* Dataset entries
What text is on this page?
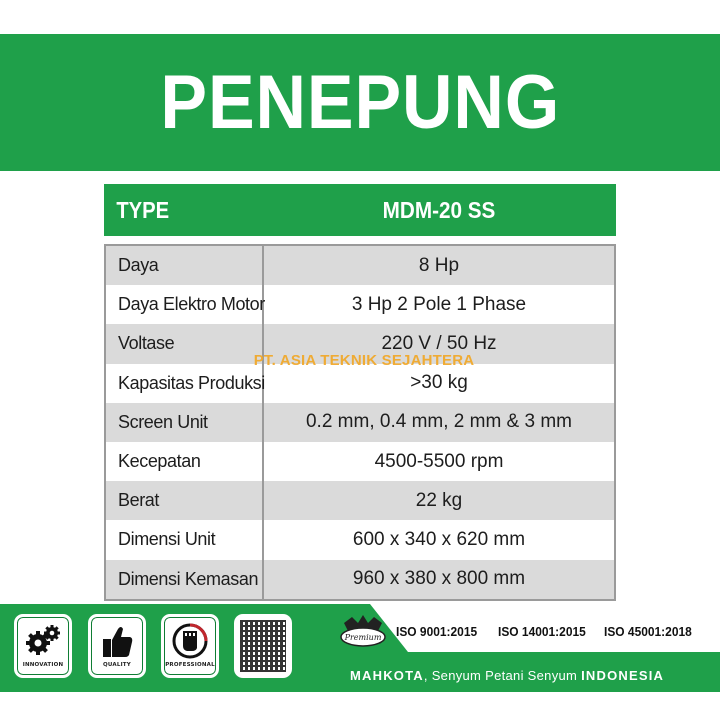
PENEPUNG
TYPE	MDM-20 SS
Daya	8 Hp
Daya Elektro Motor	3 Hp 2 Pole 1 Phase
Voltase	220 V / 50 Hz
Kapasitas Produksi	>30 kg
Screen Unit	0.2 mm, 0.4 mm, 2 mm & 3 mm
Kecepatan	4500-5500 rpm
Berat	22 kg
Dimensi Unit	600 x 340 x 620 mm
Dimensi Kemasan	960 x 380 x 800 mm
PT. ASIA TEKNIK SEJAHTERA
INNOVATION	QUALITY	PROFESSIONAL
Premium ISO 9001:2015 ISO 14001:2015 ISO 45001:2018
MAHKOTA, Senyum Petani Senyum INDONESIA
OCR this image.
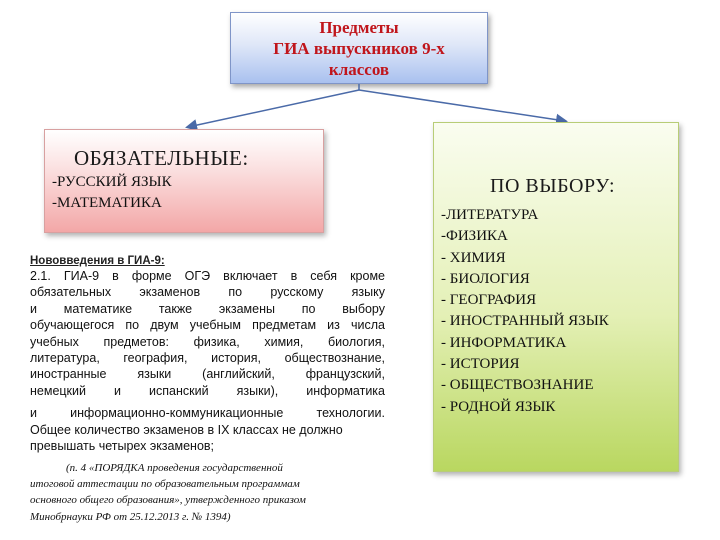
Предметы
ГИА выпускников 9-х
классов
ОБЯЗАТЕЛЬНЫЕ:
-РУССКИЙ ЯЗЫК
-МАТЕМАТИКА
Нововведения в ГИА-9:
2.1. ГИА-9 в форме ОГЭ включает в себя кроме
обязательных экзаменов по русскому языку
и математике также экзамены по выбору
обучающегося по двум учебным предметам из числа
учебных предметов: физика, химия, биология,
литература, география, история, обществознание,
иностранные языки (английский, французский,
немецкий и испанский языки), информатика
и информационно-коммуникационные технологии.
Общее количество экзаменов в IX классах не должно
превышать четырех экзаменов;
(п. 4 «ПОРЯДКА проведения государственной
итоговой аттестации по образовательным программам
основного общего образования», утвержденного приказом
Минобрнауки РФ от 25.12.2013 г. № 1394)
ПО ВЫБОРУ:
-ЛИТЕРАТУРА
-ФИЗИКА
- ХИМИЯ
- БИОЛОГИЯ
- ГЕОГРАФИЯ
- ИНОСТРАННЫЙ ЯЗЫК
- ИНФОРМАТИКА
- ИСТОРИЯ
- ОБЩЕСТВОЗНАНИЕ
- РОДНОЙ ЯЗЫК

* What you will do
Report how many lines of the listing above include the word "Dimensi". Say nothing but the number.

* Complete response
2